Consigne
Recopiez sans rien changer les lignes de la liste, de la ligne contenant « hashtag-link-2[interactable]: #recuerdos: [500, 174, 563, 188] » jusqu'à la ligne contenant « comment-bubble-icon[interactable]: [468, 407, 494, 433] », ces deux lignes comprises.

Données à traiter
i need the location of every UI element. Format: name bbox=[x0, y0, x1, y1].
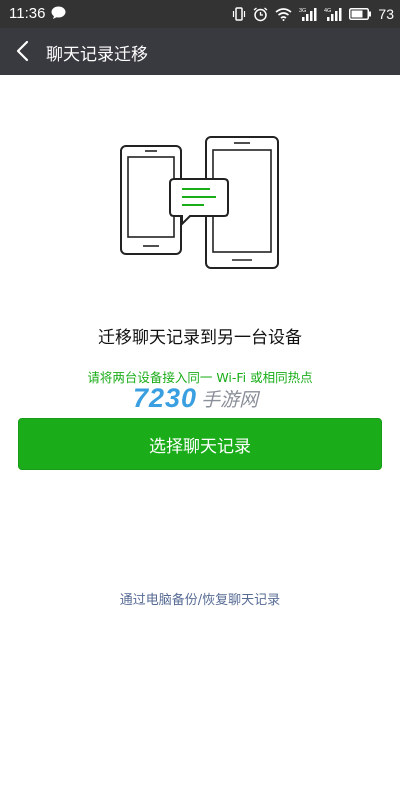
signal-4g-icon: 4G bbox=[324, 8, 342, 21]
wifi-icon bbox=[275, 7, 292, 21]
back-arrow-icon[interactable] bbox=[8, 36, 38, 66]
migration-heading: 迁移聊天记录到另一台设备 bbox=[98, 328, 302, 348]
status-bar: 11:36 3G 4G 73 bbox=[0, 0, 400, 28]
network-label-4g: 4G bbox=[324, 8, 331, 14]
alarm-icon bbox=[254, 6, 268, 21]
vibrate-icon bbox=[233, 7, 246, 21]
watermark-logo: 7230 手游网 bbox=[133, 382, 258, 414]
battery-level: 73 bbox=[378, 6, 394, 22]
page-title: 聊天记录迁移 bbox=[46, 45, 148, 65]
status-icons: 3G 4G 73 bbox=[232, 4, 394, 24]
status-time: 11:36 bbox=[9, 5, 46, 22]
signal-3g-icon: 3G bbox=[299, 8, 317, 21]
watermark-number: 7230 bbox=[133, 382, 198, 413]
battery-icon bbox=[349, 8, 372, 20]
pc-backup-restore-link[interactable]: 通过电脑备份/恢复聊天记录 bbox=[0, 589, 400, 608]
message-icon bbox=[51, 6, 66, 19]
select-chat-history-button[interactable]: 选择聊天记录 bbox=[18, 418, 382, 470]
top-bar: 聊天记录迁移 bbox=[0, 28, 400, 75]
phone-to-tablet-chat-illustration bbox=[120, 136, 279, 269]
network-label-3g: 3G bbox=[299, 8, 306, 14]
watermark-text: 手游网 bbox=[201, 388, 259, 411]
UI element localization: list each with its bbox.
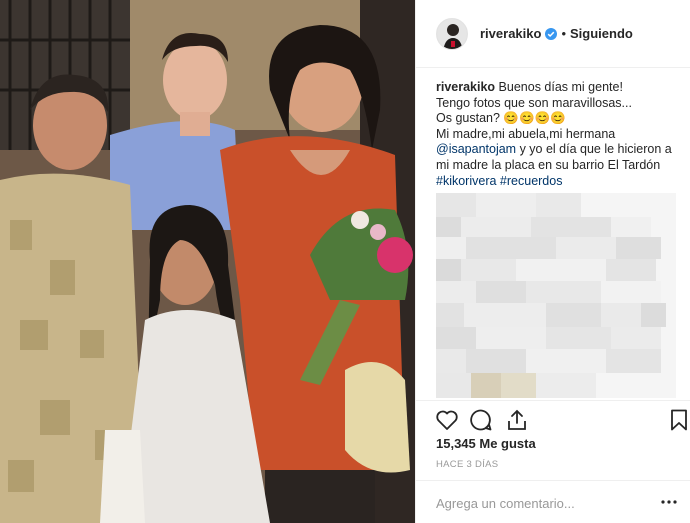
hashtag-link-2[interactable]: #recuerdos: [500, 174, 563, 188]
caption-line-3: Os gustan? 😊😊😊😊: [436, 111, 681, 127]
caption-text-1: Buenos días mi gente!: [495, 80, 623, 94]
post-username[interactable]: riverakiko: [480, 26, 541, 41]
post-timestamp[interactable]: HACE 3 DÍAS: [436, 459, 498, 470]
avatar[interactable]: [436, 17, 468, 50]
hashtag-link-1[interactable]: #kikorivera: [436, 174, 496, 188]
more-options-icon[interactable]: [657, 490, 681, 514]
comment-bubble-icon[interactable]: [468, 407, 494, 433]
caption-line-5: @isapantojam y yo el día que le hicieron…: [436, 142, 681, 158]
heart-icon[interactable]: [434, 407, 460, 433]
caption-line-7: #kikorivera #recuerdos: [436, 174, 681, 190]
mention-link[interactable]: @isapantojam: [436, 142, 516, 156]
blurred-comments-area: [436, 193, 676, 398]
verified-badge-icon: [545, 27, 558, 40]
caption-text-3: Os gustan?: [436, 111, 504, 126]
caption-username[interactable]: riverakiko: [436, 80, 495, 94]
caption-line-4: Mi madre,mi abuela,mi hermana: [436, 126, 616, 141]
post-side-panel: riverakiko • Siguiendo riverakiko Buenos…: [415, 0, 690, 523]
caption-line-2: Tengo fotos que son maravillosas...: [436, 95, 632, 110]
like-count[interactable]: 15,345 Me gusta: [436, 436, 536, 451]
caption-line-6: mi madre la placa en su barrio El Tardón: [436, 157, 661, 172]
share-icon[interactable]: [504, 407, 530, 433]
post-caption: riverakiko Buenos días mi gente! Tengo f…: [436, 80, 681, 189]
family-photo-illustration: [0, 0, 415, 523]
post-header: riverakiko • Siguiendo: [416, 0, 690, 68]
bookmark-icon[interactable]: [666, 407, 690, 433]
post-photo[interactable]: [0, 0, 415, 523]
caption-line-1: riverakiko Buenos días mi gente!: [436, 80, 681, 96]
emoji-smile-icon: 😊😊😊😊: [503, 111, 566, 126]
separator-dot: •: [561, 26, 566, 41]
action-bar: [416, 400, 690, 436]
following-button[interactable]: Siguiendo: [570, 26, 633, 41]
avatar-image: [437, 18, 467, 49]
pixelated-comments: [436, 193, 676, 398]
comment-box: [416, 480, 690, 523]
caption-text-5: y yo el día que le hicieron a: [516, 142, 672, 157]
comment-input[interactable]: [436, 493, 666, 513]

--

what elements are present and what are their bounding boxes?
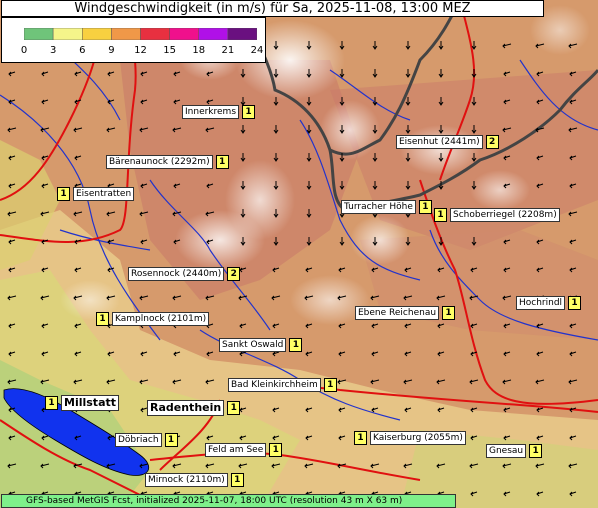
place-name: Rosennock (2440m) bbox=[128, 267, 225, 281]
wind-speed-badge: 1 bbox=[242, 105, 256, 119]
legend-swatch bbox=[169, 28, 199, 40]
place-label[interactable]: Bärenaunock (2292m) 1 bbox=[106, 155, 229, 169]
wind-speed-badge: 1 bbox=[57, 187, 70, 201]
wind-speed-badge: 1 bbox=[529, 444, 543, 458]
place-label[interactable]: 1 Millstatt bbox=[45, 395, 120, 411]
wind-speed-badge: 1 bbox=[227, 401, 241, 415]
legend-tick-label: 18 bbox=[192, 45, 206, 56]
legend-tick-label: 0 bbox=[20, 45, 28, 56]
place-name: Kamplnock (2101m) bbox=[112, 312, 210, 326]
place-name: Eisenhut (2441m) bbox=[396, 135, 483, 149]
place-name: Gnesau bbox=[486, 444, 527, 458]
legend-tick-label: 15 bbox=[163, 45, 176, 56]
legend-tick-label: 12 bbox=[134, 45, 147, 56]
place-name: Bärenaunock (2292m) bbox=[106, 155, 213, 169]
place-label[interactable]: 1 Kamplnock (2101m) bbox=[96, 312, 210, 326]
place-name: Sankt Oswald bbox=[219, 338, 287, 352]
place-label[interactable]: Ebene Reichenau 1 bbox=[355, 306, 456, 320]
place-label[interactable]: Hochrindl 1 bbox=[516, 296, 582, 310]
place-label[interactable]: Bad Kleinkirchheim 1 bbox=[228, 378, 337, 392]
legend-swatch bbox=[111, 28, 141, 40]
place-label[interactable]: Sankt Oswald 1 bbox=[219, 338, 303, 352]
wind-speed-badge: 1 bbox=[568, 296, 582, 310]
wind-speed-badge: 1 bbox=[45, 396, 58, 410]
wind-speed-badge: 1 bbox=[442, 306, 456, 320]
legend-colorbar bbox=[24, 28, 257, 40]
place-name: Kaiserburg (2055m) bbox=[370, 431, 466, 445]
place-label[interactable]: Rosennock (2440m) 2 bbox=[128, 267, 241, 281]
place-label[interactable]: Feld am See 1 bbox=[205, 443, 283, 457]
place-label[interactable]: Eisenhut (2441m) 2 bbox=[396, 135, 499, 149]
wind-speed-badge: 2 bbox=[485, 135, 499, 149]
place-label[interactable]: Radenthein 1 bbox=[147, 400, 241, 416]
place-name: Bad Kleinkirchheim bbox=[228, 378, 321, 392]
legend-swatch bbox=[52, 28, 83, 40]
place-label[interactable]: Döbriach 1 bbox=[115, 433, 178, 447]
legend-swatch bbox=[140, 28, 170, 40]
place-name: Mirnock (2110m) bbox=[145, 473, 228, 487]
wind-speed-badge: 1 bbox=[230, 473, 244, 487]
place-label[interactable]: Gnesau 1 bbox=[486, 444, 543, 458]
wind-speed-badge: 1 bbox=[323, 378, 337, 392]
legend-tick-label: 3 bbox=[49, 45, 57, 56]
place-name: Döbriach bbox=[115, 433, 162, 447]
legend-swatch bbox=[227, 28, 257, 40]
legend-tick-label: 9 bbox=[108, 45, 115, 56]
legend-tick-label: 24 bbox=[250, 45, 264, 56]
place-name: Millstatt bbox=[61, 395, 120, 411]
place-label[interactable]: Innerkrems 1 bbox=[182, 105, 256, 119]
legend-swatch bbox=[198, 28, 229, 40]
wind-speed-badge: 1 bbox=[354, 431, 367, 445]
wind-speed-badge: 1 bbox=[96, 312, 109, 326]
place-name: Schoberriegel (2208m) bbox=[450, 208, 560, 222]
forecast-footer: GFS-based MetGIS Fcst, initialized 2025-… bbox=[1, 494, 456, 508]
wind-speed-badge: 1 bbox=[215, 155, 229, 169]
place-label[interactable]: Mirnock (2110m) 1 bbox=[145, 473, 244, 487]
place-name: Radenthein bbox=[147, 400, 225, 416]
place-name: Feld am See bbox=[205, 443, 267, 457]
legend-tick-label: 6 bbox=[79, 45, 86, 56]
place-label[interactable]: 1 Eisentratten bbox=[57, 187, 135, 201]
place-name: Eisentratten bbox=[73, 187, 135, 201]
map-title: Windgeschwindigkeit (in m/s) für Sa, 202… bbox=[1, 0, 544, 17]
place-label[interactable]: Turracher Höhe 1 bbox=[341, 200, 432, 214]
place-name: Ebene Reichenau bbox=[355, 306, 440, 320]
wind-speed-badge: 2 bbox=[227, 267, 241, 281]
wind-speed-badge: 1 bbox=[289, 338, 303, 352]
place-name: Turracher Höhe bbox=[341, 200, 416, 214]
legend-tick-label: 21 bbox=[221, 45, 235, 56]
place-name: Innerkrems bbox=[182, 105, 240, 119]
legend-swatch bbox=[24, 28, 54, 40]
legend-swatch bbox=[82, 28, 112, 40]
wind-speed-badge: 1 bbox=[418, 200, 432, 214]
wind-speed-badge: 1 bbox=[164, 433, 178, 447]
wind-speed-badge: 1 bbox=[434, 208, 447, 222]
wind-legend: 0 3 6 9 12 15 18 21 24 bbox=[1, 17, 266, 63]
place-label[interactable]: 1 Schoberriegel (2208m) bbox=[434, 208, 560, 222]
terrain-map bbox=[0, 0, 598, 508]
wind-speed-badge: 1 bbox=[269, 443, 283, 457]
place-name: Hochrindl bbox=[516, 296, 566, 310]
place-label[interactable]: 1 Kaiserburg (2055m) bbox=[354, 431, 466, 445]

Votre réponse
hashtag-link-2[interactable]: #recuerdos: [500, 174, 563, 188]
caption-line-3: Os gustan? 😊😊😊😊: [436, 111, 681, 127]
caption-text-1: Buenos días mi gente!: [495, 80, 623, 94]
post-username[interactable]: riverakiko: [480, 26, 541, 41]
post-timestamp[interactable]: HACE 3 DÍAS: [436, 459, 498, 470]
avatar[interactable]: [436, 17, 468, 50]
hashtag-link-1[interactable]: #kikorivera: [436, 174, 496, 188]
more-options-icon[interactable]: [657, 490, 681, 514]
comment-bubble-icon[interactable]: [468, 407, 494, 433]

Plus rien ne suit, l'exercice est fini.